> **WHAT YOU NEED TO DO**
Locate the lines that hold the string "data". Copy every such line.

"""

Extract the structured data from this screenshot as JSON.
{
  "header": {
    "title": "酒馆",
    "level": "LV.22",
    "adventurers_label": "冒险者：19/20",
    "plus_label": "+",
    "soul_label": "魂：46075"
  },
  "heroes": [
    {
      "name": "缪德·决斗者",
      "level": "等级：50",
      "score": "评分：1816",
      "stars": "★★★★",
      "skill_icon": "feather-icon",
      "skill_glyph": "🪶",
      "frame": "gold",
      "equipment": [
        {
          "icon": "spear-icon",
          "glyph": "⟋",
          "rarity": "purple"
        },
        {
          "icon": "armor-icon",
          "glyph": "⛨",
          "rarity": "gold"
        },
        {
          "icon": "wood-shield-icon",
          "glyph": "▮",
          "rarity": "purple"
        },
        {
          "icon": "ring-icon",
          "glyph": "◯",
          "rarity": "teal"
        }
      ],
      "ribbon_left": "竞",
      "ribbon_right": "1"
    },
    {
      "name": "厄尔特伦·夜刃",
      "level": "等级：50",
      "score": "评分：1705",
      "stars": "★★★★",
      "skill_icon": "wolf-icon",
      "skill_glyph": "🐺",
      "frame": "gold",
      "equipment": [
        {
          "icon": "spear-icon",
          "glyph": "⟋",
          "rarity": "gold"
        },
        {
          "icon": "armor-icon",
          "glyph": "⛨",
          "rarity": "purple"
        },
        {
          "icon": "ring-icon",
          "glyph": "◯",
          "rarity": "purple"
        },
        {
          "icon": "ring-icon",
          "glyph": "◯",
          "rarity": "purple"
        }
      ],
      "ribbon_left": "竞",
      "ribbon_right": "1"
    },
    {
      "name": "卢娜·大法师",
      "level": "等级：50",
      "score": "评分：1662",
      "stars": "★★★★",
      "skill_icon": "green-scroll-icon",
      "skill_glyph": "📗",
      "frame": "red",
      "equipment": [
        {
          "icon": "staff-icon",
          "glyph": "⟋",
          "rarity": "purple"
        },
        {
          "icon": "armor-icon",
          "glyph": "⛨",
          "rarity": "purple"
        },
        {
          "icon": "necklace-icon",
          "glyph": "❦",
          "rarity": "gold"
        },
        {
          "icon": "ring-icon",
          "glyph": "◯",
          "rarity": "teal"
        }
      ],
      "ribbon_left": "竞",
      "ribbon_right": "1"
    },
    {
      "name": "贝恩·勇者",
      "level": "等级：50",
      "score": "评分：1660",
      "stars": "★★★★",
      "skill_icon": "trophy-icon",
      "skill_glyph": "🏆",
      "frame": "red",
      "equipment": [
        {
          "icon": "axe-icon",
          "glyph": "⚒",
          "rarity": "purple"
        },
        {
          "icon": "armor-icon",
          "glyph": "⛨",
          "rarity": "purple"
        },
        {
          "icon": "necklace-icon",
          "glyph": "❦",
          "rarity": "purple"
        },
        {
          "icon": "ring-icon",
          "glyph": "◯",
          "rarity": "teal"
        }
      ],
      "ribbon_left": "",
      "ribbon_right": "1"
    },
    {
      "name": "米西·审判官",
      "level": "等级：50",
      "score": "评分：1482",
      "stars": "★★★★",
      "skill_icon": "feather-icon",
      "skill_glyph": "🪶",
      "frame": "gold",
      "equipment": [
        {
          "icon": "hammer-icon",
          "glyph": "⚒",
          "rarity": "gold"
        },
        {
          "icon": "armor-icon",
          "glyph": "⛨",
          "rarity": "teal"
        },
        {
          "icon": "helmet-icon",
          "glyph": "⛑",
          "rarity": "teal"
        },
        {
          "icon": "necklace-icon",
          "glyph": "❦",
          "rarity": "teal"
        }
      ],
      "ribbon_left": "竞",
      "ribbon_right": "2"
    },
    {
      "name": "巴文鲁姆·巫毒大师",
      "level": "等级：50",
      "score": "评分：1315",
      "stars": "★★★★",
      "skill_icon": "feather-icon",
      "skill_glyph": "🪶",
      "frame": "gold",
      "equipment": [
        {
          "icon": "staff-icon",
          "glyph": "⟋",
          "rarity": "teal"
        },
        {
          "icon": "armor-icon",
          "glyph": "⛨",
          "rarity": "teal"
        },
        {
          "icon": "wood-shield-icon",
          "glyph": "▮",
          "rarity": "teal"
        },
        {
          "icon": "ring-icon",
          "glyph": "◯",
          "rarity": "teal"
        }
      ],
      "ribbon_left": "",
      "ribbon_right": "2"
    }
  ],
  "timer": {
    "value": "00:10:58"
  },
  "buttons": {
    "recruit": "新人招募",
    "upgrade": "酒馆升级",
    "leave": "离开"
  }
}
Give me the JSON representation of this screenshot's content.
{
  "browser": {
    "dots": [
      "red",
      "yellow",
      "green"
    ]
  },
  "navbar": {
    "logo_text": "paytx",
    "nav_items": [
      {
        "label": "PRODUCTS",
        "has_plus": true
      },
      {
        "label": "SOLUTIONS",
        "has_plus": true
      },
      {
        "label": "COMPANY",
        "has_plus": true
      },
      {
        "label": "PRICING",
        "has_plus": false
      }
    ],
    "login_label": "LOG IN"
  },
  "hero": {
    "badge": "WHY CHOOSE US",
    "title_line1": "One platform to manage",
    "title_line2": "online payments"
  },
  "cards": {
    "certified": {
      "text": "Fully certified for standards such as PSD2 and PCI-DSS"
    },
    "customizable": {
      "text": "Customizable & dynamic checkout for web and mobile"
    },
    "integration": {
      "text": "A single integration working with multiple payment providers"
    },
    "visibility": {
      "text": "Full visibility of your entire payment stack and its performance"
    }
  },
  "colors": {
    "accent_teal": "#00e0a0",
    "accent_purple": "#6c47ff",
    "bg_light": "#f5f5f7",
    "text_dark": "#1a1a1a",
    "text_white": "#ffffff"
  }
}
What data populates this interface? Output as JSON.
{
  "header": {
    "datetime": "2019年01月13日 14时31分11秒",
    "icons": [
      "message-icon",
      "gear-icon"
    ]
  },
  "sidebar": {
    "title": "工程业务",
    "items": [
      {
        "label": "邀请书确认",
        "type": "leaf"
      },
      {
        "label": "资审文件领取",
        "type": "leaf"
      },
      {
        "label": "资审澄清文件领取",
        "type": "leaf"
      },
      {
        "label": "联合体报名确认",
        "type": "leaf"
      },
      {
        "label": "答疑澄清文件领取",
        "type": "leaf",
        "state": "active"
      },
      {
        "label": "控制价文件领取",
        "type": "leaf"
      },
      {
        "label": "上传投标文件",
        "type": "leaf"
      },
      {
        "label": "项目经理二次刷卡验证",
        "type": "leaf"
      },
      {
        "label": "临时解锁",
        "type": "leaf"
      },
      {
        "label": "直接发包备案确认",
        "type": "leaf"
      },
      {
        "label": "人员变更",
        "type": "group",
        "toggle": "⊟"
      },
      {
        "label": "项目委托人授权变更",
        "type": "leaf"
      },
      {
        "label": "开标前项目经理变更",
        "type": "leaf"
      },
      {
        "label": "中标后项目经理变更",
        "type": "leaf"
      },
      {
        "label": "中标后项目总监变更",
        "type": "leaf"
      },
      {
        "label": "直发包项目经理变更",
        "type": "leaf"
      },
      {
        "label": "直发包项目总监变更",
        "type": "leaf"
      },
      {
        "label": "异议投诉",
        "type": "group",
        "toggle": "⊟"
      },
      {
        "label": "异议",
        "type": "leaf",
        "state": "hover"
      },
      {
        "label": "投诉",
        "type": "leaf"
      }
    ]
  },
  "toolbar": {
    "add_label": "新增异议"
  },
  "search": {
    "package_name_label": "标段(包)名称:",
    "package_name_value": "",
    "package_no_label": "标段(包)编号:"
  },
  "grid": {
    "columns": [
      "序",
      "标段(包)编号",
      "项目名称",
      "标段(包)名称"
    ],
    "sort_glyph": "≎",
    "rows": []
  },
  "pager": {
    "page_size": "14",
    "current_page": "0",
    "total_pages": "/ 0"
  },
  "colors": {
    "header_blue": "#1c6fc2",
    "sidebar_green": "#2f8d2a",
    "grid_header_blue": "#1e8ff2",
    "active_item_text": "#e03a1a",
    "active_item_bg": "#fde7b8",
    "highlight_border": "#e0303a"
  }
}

"""

> **SOLUTION**
Extract the structured data from this screenshot as JSON.
What data populates this interface? Output as JSON.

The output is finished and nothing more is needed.